--- DO THIS ---
Collect every line that includes the string "Missouri".

--- THE RECORDS ---
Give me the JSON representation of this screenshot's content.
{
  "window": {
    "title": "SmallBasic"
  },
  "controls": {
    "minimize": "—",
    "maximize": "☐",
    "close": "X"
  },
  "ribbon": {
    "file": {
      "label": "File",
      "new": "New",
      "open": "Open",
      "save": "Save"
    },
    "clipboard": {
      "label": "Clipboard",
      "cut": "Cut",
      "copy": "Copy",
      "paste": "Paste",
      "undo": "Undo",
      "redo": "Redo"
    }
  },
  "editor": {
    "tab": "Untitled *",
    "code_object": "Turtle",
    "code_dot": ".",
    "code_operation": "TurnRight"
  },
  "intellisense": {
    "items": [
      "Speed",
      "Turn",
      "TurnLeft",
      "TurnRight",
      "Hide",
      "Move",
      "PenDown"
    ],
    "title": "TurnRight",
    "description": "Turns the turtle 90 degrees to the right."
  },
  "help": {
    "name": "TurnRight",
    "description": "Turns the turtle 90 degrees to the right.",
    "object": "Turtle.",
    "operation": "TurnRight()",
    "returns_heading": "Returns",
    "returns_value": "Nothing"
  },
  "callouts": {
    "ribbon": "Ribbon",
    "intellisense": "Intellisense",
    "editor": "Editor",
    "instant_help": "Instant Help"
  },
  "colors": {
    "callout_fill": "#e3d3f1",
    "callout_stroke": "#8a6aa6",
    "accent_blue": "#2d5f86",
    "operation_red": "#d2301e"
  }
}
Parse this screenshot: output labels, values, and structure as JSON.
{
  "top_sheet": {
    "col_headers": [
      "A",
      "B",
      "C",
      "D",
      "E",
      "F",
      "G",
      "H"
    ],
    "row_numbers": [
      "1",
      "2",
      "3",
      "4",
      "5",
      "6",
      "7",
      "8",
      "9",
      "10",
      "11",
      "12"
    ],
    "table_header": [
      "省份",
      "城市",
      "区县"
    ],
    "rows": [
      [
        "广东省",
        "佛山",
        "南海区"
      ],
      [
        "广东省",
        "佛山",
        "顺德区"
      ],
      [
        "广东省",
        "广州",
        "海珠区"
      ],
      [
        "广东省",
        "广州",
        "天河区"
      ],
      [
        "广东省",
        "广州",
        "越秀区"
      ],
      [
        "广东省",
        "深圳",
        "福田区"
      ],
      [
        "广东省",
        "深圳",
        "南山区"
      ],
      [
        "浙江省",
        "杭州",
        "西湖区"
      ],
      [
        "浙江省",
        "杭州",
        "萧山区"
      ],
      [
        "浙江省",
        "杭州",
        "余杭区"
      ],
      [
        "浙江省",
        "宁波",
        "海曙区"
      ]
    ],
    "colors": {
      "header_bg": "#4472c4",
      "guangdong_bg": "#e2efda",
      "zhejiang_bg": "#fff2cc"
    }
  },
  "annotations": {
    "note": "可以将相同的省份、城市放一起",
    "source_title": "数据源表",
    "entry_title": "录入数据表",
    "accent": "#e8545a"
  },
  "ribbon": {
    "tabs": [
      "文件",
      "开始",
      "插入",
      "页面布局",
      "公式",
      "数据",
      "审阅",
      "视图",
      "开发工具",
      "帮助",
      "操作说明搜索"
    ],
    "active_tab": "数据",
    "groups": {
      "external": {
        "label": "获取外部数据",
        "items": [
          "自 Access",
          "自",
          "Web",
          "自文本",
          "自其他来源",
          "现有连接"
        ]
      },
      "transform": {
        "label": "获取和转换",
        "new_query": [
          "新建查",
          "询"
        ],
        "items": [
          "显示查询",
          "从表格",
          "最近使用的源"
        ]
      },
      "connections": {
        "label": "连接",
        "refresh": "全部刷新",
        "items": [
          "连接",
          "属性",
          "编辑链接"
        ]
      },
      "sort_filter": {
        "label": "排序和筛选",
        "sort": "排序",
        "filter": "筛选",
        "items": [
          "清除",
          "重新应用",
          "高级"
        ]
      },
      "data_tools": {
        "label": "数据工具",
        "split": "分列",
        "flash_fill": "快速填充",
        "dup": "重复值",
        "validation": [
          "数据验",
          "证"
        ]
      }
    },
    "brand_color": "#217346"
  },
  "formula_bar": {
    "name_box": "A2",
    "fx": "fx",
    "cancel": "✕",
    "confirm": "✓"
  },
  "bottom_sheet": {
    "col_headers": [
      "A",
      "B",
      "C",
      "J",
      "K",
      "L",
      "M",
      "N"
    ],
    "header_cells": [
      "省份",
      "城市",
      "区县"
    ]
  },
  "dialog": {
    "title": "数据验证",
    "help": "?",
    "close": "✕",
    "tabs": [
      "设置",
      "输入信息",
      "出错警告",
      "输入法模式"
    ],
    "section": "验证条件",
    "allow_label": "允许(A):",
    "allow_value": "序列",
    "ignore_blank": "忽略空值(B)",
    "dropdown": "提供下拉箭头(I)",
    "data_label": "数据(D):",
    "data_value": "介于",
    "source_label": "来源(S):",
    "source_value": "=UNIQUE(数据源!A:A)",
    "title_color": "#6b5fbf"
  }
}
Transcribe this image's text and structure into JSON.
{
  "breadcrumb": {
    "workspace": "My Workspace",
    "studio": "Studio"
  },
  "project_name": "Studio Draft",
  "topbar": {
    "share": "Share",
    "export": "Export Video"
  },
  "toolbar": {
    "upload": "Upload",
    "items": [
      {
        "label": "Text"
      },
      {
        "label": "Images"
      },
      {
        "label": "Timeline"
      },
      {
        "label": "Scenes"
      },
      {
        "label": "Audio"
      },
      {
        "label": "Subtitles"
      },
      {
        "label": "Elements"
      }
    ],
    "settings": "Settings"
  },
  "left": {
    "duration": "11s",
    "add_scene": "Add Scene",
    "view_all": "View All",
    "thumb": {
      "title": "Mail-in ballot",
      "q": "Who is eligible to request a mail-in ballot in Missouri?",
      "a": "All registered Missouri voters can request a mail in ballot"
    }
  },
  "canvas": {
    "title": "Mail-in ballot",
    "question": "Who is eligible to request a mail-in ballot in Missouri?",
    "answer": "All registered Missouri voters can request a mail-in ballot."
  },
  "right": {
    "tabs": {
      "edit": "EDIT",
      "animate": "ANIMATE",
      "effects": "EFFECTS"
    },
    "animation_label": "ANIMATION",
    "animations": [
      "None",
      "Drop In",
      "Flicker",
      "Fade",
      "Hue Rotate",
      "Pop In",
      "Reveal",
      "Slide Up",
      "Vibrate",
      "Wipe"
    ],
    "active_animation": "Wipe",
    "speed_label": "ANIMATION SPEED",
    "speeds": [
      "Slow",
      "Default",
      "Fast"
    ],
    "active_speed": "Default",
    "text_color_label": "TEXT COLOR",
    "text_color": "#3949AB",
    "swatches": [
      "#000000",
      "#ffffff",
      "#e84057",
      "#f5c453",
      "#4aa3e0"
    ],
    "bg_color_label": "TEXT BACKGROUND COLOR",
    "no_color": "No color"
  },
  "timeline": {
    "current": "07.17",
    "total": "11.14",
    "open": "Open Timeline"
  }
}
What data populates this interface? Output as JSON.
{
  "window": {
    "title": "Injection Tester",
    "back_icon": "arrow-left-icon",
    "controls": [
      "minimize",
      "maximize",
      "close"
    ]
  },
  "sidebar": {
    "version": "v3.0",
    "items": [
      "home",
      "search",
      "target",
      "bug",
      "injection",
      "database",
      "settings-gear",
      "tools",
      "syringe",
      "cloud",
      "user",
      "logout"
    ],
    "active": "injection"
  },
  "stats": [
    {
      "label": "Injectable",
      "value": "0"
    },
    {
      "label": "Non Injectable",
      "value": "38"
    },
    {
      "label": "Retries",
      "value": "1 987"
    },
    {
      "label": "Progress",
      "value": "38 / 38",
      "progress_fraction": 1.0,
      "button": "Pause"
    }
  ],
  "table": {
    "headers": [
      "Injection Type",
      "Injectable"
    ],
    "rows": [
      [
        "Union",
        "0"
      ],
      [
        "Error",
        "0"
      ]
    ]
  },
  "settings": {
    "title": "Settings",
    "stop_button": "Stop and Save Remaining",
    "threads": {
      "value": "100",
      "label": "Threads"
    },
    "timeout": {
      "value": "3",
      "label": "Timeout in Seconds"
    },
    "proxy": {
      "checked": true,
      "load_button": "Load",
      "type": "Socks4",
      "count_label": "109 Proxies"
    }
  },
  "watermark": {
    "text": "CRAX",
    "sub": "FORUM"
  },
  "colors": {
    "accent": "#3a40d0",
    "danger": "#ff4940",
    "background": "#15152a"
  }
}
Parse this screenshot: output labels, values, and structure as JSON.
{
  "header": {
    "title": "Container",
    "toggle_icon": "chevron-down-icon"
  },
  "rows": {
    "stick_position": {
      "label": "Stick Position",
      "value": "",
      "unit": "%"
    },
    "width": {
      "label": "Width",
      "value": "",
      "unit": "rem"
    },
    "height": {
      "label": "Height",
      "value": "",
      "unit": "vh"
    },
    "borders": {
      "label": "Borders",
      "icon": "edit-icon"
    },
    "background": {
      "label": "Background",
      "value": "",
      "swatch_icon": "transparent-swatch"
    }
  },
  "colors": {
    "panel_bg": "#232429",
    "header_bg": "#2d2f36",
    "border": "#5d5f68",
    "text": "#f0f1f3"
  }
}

--- ANSWER IN FULL ---
      "q": "Who is eligible to request a mail-in ballot in Missouri?",
      "a": "All registered Missouri voters can request a mail in ballot"
    "question": "Who is eligible to request a mail-in ballot in Missouri?",
    "answer": "All registered Missouri voters can request a mail-in ballot."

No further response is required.